Dataset records
——

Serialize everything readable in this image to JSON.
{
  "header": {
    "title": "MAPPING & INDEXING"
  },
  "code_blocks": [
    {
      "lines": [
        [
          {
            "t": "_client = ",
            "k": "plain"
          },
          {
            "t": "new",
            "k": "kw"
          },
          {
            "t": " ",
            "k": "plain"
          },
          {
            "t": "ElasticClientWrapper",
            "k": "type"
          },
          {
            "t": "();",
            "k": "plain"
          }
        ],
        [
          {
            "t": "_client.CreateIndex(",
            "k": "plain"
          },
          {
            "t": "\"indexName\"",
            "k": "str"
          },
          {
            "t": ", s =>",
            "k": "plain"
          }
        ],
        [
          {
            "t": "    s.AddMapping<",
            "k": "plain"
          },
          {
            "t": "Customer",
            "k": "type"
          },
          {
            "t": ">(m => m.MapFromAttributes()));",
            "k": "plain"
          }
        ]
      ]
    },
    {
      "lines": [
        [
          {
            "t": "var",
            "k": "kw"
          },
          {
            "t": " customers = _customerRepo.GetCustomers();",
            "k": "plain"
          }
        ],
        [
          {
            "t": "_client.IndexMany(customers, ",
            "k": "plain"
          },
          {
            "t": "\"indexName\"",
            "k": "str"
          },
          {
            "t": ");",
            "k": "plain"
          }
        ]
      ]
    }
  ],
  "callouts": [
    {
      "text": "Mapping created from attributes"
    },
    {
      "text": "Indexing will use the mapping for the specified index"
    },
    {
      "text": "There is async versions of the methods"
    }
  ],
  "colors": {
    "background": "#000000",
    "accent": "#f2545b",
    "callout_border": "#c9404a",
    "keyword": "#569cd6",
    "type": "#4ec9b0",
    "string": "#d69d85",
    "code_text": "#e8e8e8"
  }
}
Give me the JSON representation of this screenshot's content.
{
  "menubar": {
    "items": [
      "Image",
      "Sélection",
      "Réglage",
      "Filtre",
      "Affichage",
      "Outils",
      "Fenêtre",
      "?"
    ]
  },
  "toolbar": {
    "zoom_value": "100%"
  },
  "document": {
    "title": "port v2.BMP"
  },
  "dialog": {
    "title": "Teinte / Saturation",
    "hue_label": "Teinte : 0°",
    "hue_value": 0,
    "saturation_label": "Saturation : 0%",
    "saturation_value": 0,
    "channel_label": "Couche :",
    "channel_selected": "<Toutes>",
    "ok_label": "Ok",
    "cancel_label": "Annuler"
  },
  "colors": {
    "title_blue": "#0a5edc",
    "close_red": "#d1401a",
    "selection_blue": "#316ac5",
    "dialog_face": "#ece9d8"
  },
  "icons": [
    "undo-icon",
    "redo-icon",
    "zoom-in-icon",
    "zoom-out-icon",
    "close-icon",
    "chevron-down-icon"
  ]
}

——

Set exercise: Faithfully reproduce all of the records, character for character.

The result:
Serialize everything readable in this image to JSON.
{
  "header": {
    "title": "MAPPING & INDEXING"
  },
  "code_blocks": [
    {
      "lines": [
        [
          {
            "t": "_client = ",
            "k": "plain"
          },
          {
            "t": "new",
            "k": "kw"
          },
          {
            "t": " ",
            "k": "plain"
          },
          {
            "t": "ElasticClientWrapper",
            "k": "type"
          },
          {
            "t": "();",
            "k": "plain"
          }
        ],
        [
          {
            "t": "_client.CreateIndex(",
            "k": "plain"
          },
          {
            "t": "\"indexName\"",
            "k": "str"
          },
          {
            "t": ", s =>",
            "k": "plain"
          }
        ],
        [
          {
            "t": "    s.AddMapping<",
            "k": "plain"
          },
          {
            "t": "Customer",
            "k": "type"
          },
          {
            "t": ">(m => m.MapFromAttributes()));",
            "k": "plain"
          }
        ]
      ]
    },
    {
      "lines": [
        [
          {
            "t": "var",
            "k": "kw"
          },
          {
            "t": " customers = _customerRepo.GetCustomers();",
            "k": "plain"
          }
        ],
        [
          {
            "t": "_client.IndexMany(customers, ",
            "k": "plain"
          },
          {
            "t": "\"indexName\"",
            "k": "str"
          },
          {
            "t": ");",
            "k": "plain"
          }
        ]
      ]
    }
  ],
  "callouts": [
    {
      "text": "Mapping created from attributes"
    },
    {
      "text": "Indexing will use the mapping for the specified index"
    },
    {
      "text": "There is async versions of the methods"
    }
  ],
  "colors": {
    "background": "#000000",
    "accent": "#f2545b",
    "callout_border": "#c9404a",
    "keyword": "#569cd6",
    "type": "#4ec9b0",
    "string": "#d69d85",
    "code_text": "#e8e8e8"
  }
}
Give me the JSON representation of this screenshot's content.
{
  "menubar": {
    "items": [
      "Image",
      "Sélection",
      "Réglage",
      "Filtre",
      "Affichage",
      "Outils",
      "Fenêtre",
      "?"
    ]
  },
  "toolbar": {
    "zoom_value": "100%"
  },
  "document": {
    "title": "port v2.BMP"
  },
  "dialog": {
    "title": "Teinte / Saturation",
    "hue_label": "Teinte : 0°",
    "hue_value": 0,
    "saturation_label": "Saturation : 0%",
    "saturation_value": 0,
    "channel_label": "Couche :",
    "channel_selected": "<Toutes>",
    "ok_label": "Ok",
    "cancel_label": "Annuler"
  },
  "colors": {
    "title_blue": "#0a5edc",
    "close_red": "#d1401a",
    "selection_blue": "#316ac5",
    "dialog_face": "#ece9d8"
  },
  "icons": [
    "undo-icon",
    "redo-icon",
    "zoom-in-icon",
    "zoom-out-icon",
    "close-icon",
    "chevron-down-icon"
  ]
}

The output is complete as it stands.